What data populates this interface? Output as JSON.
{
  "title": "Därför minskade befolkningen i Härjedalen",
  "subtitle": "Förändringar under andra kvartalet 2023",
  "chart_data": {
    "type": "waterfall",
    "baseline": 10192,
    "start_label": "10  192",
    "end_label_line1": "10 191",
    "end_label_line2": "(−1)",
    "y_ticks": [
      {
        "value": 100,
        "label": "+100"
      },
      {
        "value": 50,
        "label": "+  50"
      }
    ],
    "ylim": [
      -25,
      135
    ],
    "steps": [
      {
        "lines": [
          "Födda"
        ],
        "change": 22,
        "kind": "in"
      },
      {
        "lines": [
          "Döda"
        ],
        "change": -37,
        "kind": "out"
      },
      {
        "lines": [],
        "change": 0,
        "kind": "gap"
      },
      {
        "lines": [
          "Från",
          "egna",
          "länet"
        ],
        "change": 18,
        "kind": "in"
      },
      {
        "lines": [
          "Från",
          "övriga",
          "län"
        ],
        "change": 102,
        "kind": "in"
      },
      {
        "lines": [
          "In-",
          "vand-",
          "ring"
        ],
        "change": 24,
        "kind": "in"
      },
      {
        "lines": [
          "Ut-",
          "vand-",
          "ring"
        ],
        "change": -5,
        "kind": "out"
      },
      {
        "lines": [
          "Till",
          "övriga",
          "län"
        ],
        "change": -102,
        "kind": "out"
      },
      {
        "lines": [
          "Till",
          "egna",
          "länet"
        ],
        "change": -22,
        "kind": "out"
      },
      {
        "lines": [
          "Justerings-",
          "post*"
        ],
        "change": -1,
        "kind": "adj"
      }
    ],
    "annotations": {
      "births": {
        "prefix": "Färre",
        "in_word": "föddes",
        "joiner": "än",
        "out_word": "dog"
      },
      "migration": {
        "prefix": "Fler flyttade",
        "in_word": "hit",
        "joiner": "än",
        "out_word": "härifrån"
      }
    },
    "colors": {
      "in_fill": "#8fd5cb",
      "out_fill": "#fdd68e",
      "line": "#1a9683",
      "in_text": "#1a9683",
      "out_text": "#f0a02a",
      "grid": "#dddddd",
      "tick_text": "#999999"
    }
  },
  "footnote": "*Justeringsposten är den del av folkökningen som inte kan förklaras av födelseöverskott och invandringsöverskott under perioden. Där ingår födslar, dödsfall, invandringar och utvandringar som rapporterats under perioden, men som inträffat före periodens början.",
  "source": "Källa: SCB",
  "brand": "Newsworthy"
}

▶ EXERCISE BRIEF:
Take the entries and copy them out exactly.

▶ ANSWER TO THIS EXERCISE:
What data populates this interface? Output as JSON.
{
  "title": "Därför minskade befolkningen i Härjedalen",
  "subtitle": "Förändringar under andra kvartalet 2023",
  "chart_data": {
    "type": "waterfall",
    "baseline": 10192,
    "start_label": "10  192",
    "end_label_line1": "10 191",
    "end_label_line2": "(−1)",
    "y_ticks": [
      {
        "value": 100,
        "label": "+100"
      },
      {
        "value": 50,
        "label": "+  50"
      }
    ],
    "ylim": [
      -25,
      135
    ],
    "steps": [
      {
        "lines": [
          "Födda"
        ],
        "change": 22,
        "kind": "in"
      },
      {
        "lines": [
          "Döda"
        ],
        "change": -37,
        "kind": "out"
      },
      {
        "lines": [],
        "change": 0,
        "kind": "gap"
      },
      {
        "lines": [
          "Från",
          "egna",
          "länet"
        ],
        "change": 18,
        "kind": "in"
      },
      {
        "lines": [
          "Från",
          "övriga",
          "län"
        ],
        "change": 102,
        "kind": "in"
      },
      {
        "lines": [
          "In-",
          "vand-",
          "ring"
        ],
        "change": 24,
        "kind": "in"
      },
      {
        "lines": [
          "Ut-",
          "vand-",
          "ring"
        ],
        "change": -5,
        "kind": "out"
      },
      {
        "lines": [
          "Till",
          "övriga",
          "län"
        ],
        "change": -102,
        "kind": "out"
      },
      {
        "lines": [
          "Till",
          "egna",
          "länet"
        ],
        "change": -22,
        "kind": "out"
      },
      {
        "lines": [
          "Justerings-",
          "post*"
        ],
        "change": -1,
        "kind": "adj"
      }
    ],
    "annotations": {
      "births": {
        "prefix": "Färre",
        "in_word": "föddes",
        "joiner": "än",
        "out_word": "dog"
      },
      "migration": {
        "prefix": "Fler flyttade",
        "in_word": "hit",
        "joiner": "än",
        "out_word": "härifrån"
      }
    },
    "colors": {
      "in_fill": "#8fd5cb",
      "out_fill": "#fdd68e",
      "line": "#1a9683",
      "in_text": "#1a9683",
      "out_text": "#f0a02a",
      "grid": "#dddddd",
      "tick_text": "#999999"
    }
  },
  "footnote": "*Justeringsposten är den del av folkökningen som inte kan förklaras av födelseöverskott och invandringsöverskott under perioden. Där ingår födslar, dödsfall, invandringar och utvandringar som rapporterats under perioden, men som inträffat före periodens början.",
  "source": "Källa: SCB",
  "brand": "Newsworthy"
}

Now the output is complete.